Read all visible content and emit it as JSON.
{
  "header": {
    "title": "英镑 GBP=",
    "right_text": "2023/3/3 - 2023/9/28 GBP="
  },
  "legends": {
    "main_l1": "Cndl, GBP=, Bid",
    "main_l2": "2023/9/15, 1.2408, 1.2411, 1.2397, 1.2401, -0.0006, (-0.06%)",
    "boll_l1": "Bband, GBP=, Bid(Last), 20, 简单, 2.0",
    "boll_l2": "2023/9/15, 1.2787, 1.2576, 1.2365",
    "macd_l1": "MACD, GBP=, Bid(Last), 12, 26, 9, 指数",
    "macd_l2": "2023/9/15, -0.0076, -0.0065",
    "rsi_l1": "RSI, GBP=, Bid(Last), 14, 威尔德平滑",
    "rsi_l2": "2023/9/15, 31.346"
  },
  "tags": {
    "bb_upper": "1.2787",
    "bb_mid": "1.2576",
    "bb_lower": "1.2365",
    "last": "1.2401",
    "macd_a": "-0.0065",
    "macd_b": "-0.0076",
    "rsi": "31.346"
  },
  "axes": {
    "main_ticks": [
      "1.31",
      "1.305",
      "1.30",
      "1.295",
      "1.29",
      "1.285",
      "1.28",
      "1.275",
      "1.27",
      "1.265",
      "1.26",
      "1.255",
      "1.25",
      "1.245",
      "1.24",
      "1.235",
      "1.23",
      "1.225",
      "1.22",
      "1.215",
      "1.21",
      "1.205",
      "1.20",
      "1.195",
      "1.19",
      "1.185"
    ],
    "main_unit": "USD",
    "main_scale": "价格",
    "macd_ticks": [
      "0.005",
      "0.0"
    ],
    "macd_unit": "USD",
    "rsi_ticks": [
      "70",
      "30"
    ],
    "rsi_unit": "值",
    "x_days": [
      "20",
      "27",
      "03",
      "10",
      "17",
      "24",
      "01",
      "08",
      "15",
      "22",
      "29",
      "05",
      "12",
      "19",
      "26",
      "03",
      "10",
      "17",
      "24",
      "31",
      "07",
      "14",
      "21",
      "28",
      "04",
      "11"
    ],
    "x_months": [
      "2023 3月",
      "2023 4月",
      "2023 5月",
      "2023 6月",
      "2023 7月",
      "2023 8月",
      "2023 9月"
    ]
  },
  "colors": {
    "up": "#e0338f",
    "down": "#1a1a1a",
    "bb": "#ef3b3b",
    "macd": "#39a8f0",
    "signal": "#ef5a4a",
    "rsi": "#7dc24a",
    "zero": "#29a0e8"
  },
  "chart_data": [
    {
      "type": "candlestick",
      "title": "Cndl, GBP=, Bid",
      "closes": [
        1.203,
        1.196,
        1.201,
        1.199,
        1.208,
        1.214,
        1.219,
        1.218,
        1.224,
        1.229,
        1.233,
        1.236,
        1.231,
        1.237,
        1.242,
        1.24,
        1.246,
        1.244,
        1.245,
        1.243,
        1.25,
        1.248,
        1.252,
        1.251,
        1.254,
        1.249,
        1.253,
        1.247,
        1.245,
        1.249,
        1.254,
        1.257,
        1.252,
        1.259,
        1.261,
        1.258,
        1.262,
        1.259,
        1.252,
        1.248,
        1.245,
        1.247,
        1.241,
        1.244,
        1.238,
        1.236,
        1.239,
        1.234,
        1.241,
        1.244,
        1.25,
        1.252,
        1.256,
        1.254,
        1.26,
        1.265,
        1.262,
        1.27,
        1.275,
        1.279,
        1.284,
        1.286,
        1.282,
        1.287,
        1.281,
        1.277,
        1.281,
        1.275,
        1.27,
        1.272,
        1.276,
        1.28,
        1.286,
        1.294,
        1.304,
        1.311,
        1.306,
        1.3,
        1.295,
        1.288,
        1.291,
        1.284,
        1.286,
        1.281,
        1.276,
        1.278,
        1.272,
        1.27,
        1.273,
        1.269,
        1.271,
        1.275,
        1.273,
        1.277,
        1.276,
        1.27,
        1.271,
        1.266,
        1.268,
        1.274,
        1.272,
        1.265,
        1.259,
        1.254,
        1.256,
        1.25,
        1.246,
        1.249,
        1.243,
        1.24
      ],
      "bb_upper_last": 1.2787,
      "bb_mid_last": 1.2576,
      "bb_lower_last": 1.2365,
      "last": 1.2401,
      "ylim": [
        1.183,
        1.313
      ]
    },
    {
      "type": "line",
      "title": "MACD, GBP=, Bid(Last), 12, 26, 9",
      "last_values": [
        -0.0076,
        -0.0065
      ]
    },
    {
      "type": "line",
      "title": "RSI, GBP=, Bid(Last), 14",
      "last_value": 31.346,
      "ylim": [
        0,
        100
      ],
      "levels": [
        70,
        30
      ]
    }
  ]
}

•••••

- _WHAT THIS TASK INVOLVES_
Retype every record above exactly as written.

- _TASK RESPONSE_
Read all visible content and emit it as JSON.
{
  "header": {
    "title": "英镑 GBP=",
    "right_text": "2023/3/3 - 2023/9/28 GBP="
  },
  "legends": {
    "main_l1": "Cndl, GBP=, Bid",
    "main_l2": "2023/9/15, 1.2408, 1.2411, 1.2397, 1.2401, -0.0006, (-0.06%)",
    "boll_l1": "Bband, GBP=, Bid(Last), 20, 简单, 2.0",
    "boll_l2": "2023/9/15, 1.2787, 1.2576, 1.2365",
    "macd_l1": "MACD, GBP=, Bid(Last), 12, 26, 9, 指数",
    "macd_l2": "2023/9/15, -0.0076, -0.0065",
    "rsi_l1": "RSI, GBP=, Bid(Last), 14, 威尔德平滑",
    "rsi_l2": "2023/9/15, 31.346"
  },
  "tags": {
    "bb_upper": "1.2787",
    "bb_mid": "1.2576",
    "bb_lower": "1.2365",
    "last": "1.2401",
    "macd_a": "-0.0065",
    "macd_b": "-0.0076",
    "rsi": "31.346"
  },
  "axes": {
    "main_ticks": [
      "1.31",
      "1.305",
      "1.30",
      "1.295",
      "1.29",
      "1.285",
      "1.28",
      "1.275",
      "1.27",
      "1.265",
      "1.26",
      "1.255",
      "1.25",
      "1.245",
      "1.24",
      "1.235",
      "1.23",
      "1.225",
      "1.22",
      "1.215",
      "1.21",
      "1.205",
      "1.20",
      "1.195",
      "1.19",
      "1.185"
    ],
    "main_unit": "USD",
    "main_scale": "价格",
    "macd_ticks": [
      "0.005",
      "0.0"
    ],
    "macd_unit": "USD",
    "rsi_ticks": [
      "70",
      "30"
    ],
    "rsi_unit": "值",
    "x_days": [
      "20",
      "27",
      "03",
      "10",
      "17",
      "24",
      "01",
      "08",
      "15",
      "22",
      "29",
      "05",
      "12",
      "19",
      "26",
      "03",
      "10",
      "17",
      "24",
      "31",
      "07",
      "14",
      "21",
      "28",
      "04",
      "11"
    ],
    "x_months": [
      "2023 3月",
      "2023 4月",
      "2023 5月",
      "2023 6月",
      "2023 7月",
      "2023 8月",
      "2023 9月"
    ]
  },
  "colors": {
    "up": "#e0338f",
    "down": "#1a1a1a",
    "bb": "#ef3b3b",
    "macd": "#39a8f0",
    "signal": "#ef5a4a",
    "rsi": "#7dc24a",
    "zero": "#29a0e8"
  },
  "chart_data": [
    {
      "type": "candlestick",
      "title": "Cndl, GBP=, Bid",
      "closes": [
        1.203,
        1.196,
        1.201,
        1.199,
        1.208,
        1.214,
        1.219,
        1.218,
        1.224,
        1.229,
        1.233,
        1.236,
        1.231,
        1.237,
        1.242,
        1.24,
        1.246,
        1.244,
        1.245,
        1.243,
        1.25,
        1.248,
        1.252,
        1.251,
        1.254,
        1.249,
        1.253,
        1.247,
        1.245,
        1.249,
        1.254,
        1.257,
        1.252,
        1.259,
        1.261,
        1.258,
        1.262,
        1.259,
        1.252,
        1.248,
        1.245,
        1.247,
        1.241,
        1.244,
        1.238,
        1.236,
        1.239,
        1.234,
        1.241,
        1.244,
        1.25,
        1.252,
        1.256,
        1.254,
        1.26,
        1.265,
        1.262,
        1.27,
        1.275,
        1.279,
        1.284,
        1.286,
        1.282,
        1.287,
        1.281,
        1.277,
        1.281,
        1.275,
        1.27,
        1.272,
        1.276,
        1.28,
        1.286,
        1.294,
        1.304,
        1.311,
        1.306,
        1.3,
        1.295,
        1.288,
        1.291,
        1.284,
        1.286,
        1.281,
        1.276,
        1.278,
        1.272,
        1.27,
        1.273,
        1.269,
        1.271,
        1.275,
        1.273,
        1.277,
        1.276,
        1.27,
        1.271,
        1.266,
        1.268,
        1.274,
        1.272,
        1.265,
        1.259,
        1.254,
        1.256,
        1.25,
        1.246,
        1.249,
        1.243,
        1.24
      ],
      "bb_upper_last": 1.2787,
      "bb_mid_last": 1.2576,
      "bb_lower_last": 1.2365,
      "last": 1.2401,
      "ylim": [
        1.183,
        1.313
      ]
    },
    {
      "type": "line",
      "title": "MACD, GBP=, Bid(Last), 12, 26, 9",
      "last_values": [
        -0.0076,
        -0.0065
      ]
    },
    {
      "type": "line",
      "title": "RSI, GBP=, Bid(Last), 14",
      "last_value": 31.346,
      "ylim": [
        0,
        100
      ],
      "levels": [
        70,
        30
      ]
    }
  ]
}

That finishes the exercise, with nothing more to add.